> _Set problem_
Give the entries back exactly, dropping each image.

> _Data supplied_
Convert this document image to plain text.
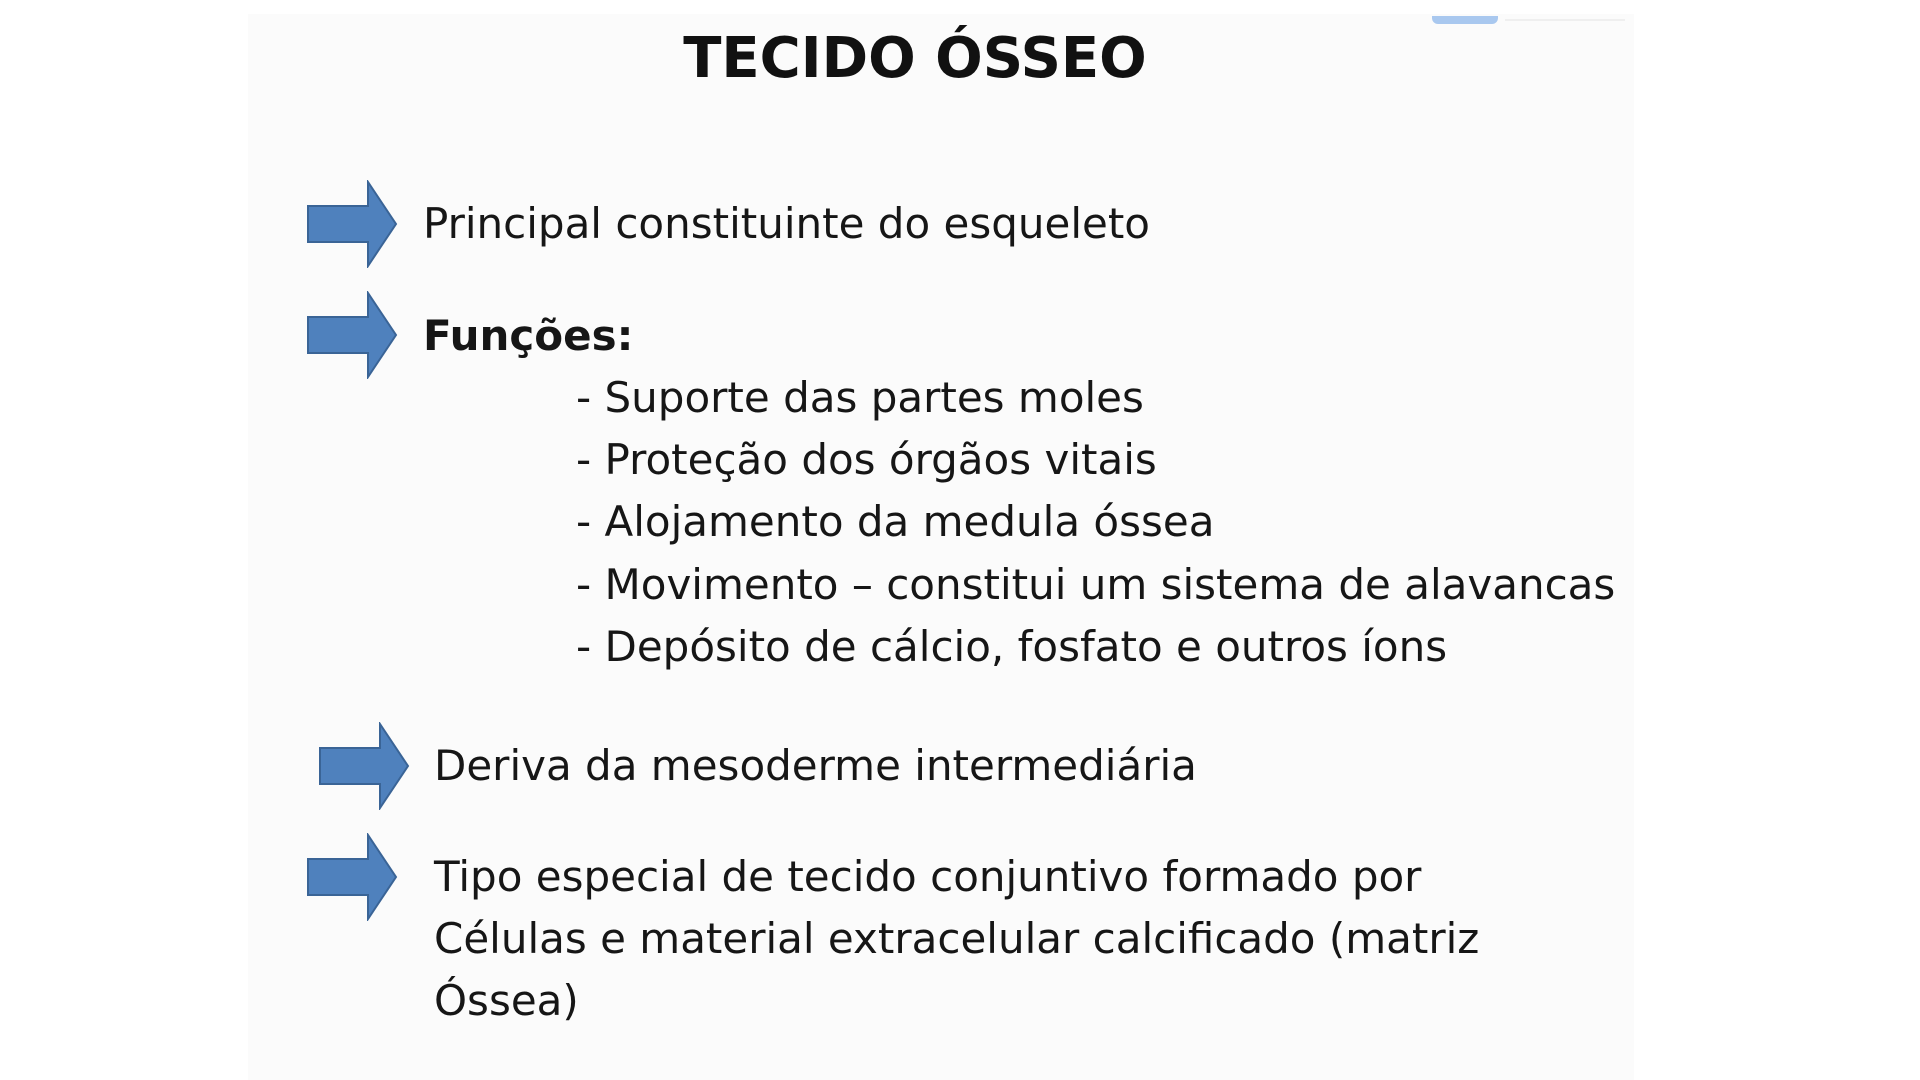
TECIDO ÓSSEO
Principal constituinte do esqueleto
Funções:
- Suporte das partes moles
- Proteção dos órgãos vitais
- Alojamento da medula óssea
- Movimento – constitui um sistema de alavancas
- Depósito de cálcio, fosfato e outros íons
Deriva da mesoderme intermediária
Tipo especial de tecido conjuntivo formado por
Células e material extracelular calcificado (matriz
Óssea)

> _Result for this exercise_
Convert this document image to plain text.
TECIDO ÓSSEO
Principal constituinte do esqueleto
Funções:
- Suporte das partes moles
- Proteção dos órgãos vitais
- Alojamento da medula óssea
- Movimento – constitui um sistema de alavancas
- Depósito de cálcio, fosfato e outros íons
Deriva da mesoderme intermediária
Tipo especial de tecido conjuntivo formado por
Células e material extracelular calcificado (matriz
Óssea)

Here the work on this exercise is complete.